→ Aim: Of the lines in the listing, how many include the string "ylabel"? Write the number and nothing else.

→ Input for this task:
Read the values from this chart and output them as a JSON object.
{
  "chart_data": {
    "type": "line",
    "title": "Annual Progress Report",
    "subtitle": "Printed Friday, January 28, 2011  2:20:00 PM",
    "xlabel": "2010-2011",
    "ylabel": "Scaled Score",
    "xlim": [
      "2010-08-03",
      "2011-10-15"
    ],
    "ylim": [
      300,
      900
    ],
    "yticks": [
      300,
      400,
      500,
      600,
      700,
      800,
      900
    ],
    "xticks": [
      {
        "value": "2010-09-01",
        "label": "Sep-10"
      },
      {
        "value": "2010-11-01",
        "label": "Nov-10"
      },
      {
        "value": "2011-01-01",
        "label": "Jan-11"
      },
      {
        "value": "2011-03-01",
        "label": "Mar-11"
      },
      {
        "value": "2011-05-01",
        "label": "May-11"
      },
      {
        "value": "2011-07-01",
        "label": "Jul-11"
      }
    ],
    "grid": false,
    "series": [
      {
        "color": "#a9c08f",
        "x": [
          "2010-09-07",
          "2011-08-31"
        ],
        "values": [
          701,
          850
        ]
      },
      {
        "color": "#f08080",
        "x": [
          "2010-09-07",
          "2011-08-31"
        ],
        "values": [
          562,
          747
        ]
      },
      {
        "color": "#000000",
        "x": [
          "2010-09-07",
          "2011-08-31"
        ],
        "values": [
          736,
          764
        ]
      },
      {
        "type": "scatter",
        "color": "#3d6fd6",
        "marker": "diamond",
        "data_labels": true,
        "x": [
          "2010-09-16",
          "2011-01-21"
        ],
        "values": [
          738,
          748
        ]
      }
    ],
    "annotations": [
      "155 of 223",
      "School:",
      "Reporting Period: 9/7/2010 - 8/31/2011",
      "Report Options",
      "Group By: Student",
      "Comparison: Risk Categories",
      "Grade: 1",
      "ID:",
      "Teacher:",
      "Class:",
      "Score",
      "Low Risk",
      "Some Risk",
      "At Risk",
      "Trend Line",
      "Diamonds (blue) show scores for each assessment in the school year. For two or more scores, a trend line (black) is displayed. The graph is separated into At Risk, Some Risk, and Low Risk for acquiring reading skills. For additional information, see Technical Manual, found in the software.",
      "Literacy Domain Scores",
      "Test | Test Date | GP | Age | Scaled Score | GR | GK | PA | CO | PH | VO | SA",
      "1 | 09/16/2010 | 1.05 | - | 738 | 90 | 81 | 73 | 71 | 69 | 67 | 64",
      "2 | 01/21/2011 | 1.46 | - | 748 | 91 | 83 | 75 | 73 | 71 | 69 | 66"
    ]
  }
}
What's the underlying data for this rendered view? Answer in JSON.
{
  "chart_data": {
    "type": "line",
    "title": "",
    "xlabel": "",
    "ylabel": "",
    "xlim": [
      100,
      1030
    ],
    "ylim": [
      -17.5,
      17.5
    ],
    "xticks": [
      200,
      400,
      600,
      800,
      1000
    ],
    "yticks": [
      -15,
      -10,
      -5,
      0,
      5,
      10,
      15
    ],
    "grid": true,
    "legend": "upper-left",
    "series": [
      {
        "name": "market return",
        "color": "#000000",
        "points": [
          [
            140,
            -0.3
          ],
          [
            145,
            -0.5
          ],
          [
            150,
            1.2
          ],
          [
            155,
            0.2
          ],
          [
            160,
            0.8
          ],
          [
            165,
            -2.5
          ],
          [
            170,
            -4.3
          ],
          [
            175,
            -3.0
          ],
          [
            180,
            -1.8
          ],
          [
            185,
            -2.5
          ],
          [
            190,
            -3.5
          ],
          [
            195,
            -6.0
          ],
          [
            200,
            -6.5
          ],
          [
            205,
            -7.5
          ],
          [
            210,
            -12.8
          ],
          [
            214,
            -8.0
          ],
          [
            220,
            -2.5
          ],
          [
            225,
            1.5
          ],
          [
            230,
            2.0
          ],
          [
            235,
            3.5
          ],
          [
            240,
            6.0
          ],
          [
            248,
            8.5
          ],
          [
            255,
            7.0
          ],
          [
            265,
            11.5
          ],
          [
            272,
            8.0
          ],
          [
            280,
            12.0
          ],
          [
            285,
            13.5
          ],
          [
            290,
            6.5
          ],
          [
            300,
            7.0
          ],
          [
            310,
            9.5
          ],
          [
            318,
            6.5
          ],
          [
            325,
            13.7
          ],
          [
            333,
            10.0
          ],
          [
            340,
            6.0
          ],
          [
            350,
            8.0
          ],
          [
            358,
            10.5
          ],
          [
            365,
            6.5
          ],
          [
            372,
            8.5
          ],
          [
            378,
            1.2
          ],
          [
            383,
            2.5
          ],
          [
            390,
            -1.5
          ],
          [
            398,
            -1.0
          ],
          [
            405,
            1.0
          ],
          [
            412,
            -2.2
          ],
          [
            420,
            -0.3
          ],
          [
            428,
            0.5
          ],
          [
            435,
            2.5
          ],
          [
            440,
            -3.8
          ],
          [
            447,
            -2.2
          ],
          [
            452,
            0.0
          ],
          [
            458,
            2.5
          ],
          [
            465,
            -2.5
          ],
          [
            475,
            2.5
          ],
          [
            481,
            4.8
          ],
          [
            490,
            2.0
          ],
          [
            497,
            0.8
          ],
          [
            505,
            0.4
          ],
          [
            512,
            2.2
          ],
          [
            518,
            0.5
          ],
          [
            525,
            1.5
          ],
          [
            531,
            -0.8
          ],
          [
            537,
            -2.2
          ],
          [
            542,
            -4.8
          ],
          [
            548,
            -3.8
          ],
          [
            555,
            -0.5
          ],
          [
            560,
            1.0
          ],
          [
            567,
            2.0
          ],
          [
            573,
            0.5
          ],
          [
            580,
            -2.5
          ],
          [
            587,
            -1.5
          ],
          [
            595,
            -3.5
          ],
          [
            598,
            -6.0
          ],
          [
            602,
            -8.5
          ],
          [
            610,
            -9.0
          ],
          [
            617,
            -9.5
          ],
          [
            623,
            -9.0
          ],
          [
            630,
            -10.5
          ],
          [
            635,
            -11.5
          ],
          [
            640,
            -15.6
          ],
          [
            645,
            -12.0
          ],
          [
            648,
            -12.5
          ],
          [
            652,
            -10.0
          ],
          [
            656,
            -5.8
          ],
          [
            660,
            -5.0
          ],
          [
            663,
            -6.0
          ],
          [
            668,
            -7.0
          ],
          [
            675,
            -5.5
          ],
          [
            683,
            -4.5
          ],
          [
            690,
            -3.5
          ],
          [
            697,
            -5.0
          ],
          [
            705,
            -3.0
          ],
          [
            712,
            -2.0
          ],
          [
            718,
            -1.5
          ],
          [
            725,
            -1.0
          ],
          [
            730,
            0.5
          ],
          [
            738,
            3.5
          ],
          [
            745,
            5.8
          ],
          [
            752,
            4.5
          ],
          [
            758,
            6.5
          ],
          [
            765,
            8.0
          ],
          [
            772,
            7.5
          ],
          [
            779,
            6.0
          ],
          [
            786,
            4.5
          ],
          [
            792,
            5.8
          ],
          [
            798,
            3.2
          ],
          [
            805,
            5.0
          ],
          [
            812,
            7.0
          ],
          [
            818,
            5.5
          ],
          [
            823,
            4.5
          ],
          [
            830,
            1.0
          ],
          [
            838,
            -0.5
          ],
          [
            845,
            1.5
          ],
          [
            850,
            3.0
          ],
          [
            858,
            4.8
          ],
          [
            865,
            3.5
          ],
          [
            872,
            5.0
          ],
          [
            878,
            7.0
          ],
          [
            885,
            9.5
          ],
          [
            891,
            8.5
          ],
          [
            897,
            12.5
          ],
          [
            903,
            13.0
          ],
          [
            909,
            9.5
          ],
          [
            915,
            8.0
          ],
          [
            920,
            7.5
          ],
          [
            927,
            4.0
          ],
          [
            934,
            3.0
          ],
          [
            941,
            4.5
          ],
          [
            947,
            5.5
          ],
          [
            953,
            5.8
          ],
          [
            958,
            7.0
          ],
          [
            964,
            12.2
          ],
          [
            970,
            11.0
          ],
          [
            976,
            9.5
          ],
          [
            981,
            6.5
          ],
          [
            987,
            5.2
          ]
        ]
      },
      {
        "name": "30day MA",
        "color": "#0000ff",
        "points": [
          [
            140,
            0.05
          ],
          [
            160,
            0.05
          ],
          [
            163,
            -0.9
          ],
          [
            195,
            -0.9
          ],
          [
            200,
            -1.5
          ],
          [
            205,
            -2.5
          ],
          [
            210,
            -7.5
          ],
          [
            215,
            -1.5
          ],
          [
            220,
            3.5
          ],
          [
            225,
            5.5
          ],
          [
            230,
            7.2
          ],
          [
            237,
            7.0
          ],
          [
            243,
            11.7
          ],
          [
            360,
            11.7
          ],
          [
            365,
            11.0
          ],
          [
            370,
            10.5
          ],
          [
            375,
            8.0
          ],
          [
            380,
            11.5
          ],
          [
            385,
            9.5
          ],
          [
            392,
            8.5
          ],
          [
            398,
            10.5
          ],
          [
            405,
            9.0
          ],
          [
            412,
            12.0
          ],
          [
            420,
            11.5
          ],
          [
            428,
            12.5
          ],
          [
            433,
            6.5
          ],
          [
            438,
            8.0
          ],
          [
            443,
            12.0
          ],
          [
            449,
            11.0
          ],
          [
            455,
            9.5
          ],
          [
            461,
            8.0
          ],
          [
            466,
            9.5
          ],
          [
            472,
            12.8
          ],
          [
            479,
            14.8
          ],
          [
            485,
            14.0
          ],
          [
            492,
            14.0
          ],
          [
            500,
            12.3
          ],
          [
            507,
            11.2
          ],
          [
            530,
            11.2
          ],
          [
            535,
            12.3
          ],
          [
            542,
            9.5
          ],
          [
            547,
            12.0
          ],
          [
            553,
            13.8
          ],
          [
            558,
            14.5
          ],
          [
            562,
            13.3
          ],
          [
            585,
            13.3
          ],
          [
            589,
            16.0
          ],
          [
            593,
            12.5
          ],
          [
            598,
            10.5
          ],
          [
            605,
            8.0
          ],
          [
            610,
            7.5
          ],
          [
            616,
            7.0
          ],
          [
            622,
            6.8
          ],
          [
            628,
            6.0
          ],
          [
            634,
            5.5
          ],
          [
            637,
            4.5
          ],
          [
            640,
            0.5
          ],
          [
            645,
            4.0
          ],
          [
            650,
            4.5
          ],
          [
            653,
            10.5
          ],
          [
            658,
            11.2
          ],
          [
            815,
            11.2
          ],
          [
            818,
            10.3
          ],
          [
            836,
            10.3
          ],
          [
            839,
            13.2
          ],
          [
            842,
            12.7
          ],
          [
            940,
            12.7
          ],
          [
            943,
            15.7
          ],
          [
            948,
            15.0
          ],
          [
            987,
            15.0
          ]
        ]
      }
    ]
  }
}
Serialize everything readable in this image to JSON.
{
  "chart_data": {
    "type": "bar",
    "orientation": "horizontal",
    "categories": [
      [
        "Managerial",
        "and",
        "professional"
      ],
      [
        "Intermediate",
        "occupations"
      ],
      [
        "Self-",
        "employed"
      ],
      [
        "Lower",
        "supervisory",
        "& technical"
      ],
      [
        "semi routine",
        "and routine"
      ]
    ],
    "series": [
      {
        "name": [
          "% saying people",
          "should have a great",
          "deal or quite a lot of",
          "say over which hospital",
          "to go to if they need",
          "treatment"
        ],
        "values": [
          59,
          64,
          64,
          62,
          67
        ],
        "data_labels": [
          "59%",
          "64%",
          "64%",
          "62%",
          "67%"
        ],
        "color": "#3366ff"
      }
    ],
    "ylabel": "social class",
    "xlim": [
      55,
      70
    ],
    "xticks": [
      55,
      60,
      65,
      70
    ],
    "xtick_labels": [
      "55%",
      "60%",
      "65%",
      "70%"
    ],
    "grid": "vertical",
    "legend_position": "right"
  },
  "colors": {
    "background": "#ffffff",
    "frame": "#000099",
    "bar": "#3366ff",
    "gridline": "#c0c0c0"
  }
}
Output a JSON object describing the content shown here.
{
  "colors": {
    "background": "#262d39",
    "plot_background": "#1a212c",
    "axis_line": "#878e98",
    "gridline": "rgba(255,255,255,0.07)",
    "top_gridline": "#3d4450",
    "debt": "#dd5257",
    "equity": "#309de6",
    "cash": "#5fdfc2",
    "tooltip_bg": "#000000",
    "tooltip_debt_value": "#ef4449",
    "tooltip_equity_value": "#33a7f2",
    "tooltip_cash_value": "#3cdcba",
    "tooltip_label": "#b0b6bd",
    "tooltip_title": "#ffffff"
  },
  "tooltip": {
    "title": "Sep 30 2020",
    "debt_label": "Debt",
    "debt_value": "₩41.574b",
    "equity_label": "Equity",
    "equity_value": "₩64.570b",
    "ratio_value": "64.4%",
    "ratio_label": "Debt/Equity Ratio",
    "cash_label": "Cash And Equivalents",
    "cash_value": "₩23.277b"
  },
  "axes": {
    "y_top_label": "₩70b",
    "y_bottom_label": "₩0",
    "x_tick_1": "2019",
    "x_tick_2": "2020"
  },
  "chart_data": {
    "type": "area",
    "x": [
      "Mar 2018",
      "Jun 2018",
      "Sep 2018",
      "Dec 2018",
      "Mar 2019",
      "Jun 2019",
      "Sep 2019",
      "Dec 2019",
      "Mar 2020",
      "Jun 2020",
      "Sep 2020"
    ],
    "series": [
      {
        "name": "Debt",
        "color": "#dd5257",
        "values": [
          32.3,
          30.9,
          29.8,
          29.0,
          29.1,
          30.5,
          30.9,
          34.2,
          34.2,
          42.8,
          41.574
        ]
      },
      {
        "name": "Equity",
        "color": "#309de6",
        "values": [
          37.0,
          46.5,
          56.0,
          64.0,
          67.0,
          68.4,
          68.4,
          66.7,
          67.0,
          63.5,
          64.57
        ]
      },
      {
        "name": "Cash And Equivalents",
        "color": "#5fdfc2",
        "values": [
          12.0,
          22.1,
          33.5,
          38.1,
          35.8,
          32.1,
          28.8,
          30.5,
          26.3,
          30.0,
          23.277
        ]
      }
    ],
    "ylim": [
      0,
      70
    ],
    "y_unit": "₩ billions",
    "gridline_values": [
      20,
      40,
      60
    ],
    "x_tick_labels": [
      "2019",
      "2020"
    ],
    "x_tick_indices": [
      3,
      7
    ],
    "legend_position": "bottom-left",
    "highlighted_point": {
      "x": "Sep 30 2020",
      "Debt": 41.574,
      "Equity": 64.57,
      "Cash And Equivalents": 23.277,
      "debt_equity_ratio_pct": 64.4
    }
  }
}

→ Exercise answer: 3